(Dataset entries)

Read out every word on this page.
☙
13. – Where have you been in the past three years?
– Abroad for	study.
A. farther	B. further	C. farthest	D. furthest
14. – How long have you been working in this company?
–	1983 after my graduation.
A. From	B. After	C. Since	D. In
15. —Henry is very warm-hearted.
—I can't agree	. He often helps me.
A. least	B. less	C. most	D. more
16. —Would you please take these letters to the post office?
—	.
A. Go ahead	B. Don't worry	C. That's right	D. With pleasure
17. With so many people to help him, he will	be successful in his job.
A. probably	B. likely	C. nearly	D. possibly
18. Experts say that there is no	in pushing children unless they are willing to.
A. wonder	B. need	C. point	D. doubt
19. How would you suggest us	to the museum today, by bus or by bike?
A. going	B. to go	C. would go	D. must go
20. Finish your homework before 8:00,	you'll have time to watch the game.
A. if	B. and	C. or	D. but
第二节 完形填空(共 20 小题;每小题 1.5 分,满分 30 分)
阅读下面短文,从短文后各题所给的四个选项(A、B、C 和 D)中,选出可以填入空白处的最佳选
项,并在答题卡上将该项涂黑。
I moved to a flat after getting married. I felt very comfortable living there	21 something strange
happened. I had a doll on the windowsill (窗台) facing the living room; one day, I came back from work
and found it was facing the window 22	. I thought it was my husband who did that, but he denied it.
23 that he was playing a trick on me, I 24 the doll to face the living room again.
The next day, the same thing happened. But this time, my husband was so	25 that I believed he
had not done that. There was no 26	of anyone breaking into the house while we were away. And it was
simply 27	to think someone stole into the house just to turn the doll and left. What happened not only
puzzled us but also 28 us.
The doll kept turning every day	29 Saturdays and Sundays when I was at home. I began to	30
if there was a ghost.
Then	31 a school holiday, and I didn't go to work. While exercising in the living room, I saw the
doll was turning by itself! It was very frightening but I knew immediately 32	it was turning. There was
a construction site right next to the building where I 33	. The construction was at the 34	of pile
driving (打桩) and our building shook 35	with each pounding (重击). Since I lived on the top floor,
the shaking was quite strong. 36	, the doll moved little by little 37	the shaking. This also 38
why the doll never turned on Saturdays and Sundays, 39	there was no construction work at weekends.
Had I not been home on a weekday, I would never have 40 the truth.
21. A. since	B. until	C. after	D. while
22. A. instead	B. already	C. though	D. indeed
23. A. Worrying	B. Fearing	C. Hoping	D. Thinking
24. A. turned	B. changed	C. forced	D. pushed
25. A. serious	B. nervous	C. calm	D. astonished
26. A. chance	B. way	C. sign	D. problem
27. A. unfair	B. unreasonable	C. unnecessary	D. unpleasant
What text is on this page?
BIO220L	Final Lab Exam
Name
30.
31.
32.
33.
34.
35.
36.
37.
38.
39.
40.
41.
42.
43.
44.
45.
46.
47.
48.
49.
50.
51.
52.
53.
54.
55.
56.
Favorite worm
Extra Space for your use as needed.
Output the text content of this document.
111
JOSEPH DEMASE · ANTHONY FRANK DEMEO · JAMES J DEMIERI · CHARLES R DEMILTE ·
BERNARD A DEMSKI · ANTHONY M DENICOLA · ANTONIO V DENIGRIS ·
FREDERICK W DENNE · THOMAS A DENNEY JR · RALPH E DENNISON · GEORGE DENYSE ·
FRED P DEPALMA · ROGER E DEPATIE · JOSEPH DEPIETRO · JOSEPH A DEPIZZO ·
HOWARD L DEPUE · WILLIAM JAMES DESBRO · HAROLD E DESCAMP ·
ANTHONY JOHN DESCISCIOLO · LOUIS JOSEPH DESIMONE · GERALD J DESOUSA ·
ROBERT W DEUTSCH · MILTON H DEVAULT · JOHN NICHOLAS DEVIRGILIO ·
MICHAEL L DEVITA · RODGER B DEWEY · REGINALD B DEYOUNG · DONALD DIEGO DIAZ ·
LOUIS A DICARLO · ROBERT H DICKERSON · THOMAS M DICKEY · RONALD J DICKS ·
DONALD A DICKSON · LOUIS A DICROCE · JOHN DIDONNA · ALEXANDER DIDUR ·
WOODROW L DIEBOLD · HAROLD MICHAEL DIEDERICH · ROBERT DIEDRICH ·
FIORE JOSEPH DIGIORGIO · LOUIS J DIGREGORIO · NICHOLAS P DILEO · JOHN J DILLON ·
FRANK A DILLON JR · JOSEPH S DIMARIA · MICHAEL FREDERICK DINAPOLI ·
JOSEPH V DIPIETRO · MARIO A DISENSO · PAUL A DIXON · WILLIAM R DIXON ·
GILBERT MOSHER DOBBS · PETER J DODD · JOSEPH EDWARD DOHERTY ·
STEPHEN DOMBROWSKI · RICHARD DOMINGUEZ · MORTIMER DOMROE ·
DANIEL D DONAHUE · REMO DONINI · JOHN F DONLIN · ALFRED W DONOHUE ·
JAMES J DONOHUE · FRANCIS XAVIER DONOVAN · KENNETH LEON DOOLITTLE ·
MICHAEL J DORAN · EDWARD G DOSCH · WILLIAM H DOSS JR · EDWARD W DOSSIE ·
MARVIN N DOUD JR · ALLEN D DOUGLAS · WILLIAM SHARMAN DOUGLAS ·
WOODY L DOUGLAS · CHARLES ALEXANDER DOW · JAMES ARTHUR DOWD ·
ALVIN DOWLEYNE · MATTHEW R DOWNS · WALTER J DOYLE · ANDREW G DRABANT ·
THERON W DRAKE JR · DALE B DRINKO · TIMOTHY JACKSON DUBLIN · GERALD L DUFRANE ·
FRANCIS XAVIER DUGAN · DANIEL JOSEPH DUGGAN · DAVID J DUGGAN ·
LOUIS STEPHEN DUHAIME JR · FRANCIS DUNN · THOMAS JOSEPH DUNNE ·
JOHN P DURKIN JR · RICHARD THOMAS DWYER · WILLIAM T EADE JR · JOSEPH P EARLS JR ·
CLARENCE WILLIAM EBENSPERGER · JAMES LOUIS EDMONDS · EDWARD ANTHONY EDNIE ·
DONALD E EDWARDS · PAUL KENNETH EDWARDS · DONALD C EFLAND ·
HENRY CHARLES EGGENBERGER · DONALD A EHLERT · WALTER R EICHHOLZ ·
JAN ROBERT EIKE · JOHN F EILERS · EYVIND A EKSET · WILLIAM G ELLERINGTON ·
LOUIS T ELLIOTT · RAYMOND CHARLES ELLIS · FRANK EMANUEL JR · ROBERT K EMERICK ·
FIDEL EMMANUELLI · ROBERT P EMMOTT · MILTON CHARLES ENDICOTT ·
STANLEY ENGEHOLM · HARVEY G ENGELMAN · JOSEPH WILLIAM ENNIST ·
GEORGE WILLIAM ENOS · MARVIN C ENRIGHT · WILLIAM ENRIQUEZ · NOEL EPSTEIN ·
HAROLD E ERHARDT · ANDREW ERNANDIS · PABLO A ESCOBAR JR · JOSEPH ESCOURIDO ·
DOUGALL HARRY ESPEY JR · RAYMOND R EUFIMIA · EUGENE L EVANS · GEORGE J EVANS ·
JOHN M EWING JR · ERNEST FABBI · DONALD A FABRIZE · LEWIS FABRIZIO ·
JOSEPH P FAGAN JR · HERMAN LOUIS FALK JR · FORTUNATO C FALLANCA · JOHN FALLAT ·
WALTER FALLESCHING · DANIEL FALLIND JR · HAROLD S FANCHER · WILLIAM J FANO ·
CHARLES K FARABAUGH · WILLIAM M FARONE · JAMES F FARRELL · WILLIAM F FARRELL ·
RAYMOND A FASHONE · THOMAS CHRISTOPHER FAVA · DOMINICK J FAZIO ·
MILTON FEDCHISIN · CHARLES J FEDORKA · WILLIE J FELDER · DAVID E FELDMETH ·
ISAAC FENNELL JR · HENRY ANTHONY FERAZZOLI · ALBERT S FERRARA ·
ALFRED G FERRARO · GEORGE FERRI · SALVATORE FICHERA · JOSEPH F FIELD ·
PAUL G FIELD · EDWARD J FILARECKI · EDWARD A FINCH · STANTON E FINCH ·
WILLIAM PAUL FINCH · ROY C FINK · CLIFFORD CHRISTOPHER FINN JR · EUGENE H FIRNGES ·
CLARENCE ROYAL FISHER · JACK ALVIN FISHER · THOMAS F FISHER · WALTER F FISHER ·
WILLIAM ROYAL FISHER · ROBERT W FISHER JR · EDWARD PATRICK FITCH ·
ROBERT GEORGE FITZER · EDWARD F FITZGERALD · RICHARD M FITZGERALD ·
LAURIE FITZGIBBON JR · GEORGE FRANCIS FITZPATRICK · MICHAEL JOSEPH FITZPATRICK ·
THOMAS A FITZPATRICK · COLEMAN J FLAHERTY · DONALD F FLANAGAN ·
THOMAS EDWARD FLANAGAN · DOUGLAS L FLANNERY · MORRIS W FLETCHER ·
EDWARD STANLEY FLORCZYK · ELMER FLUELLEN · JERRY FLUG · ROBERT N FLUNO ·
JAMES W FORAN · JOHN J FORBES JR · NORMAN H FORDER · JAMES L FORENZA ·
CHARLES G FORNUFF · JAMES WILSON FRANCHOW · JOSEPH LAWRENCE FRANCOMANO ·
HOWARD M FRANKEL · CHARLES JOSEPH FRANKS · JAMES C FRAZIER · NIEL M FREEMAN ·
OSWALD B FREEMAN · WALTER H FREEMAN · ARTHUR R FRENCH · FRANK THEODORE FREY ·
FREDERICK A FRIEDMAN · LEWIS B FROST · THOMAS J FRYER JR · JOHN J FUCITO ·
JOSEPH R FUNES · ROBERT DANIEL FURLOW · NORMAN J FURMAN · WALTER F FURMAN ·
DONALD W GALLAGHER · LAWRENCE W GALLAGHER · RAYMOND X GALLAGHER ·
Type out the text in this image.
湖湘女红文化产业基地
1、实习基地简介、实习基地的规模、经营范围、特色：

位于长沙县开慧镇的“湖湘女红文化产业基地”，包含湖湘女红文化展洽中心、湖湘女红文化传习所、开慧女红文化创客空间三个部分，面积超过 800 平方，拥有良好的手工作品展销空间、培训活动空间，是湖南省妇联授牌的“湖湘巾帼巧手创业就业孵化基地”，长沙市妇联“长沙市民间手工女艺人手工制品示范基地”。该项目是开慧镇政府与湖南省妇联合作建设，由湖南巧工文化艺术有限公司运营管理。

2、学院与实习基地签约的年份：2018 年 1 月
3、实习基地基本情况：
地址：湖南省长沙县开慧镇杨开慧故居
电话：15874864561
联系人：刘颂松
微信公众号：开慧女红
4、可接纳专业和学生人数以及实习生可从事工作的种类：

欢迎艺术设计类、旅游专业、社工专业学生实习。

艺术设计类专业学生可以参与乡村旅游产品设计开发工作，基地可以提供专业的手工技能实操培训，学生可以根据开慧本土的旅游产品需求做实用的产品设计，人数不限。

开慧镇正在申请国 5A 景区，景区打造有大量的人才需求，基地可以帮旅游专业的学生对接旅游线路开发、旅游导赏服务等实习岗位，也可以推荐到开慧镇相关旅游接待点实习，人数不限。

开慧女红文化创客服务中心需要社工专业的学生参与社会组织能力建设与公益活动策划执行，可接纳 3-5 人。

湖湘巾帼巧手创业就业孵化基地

* Work required
Filter the records down to the lines that contain the string "every", and copy those lines.

* Answer for the task
Read out every word on this page.
The doll kept turning every day	29 Saturdays and Sundays when I was at home. I began to	30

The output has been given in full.